• [TASK STATEMENT]:
Repeat the material verbatim and drop the pictures.

+++ EXCERPTED DATA

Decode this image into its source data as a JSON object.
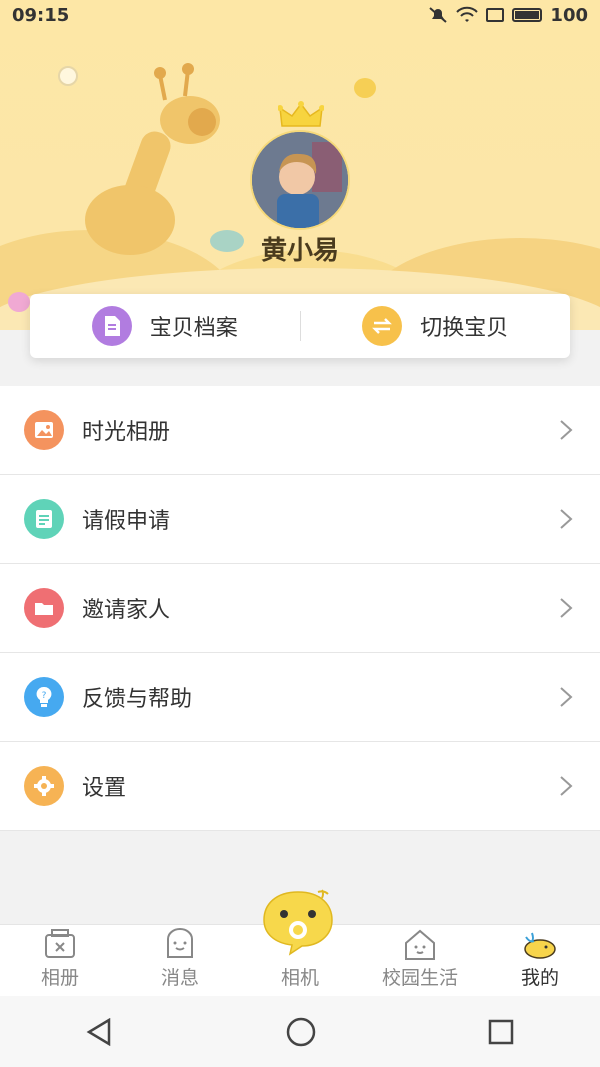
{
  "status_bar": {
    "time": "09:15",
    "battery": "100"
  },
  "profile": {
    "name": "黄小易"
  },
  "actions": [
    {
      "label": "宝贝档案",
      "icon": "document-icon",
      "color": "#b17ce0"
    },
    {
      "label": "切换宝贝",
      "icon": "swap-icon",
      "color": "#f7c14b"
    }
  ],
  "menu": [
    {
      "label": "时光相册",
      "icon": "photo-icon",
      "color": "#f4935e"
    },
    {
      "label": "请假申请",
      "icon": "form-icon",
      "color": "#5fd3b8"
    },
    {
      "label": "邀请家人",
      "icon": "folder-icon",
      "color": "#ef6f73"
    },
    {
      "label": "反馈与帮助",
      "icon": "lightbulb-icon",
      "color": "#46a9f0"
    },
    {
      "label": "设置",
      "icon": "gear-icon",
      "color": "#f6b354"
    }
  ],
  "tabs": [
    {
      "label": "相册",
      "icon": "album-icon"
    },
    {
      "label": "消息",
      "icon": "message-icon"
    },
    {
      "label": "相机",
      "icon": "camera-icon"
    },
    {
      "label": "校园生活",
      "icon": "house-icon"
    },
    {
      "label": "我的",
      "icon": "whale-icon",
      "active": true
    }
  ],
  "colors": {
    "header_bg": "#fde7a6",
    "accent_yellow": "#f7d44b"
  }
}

++++++

• [SOLVED EXERCISE]:
Decode this image into its source data as a JSON object.
{
  "status_bar": {
    "time": "09:15",
    "battery": "100"
  },
  "profile": {
    "name": "黄小易"
  },
  "actions": [
    {
      "label": "宝贝档案",
      "icon": "document-icon",
      "color": "#b17ce0"
    },
    {
      "label": "切换宝贝",
      "icon": "swap-icon",
      "color": "#f7c14b"
    }
  ],
  "menu": [
    {
      "label": "时光相册",
      "icon": "photo-icon",
      "color": "#f4935e"
    },
    {
      "label": "请假申请",
      "icon": "form-icon",
      "color": "#5fd3b8"
    },
    {
      "label": "邀请家人",
      "icon": "folder-icon",
      "color": "#ef6f73"
    },
    {
      "label": "反馈与帮助",
      "icon": "lightbulb-icon",
      "color": "#46a9f0"
    },
    {
      "label": "设置",
      "icon": "gear-icon",
      "color": "#f6b354"
    }
  ],
  "tabs": [
    {
      "label": "相册",
      "icon": "album-icon"
    },
    {
      "label": "消息",
      "icon": "message-icon"
    },
    {
      "label": "相机",
      "icon": "camera-icon"
    },
    {
      "label": "校园生活",
      "icon": "house-icon"
    },
    {
      "label": "我的",
      "icon": "whale-icon",
      "active": true
    }
  ],
  "colors": {
    "header_bg": "#fde7a6",
    "accent_yellow": "#f7d44b"
  }
}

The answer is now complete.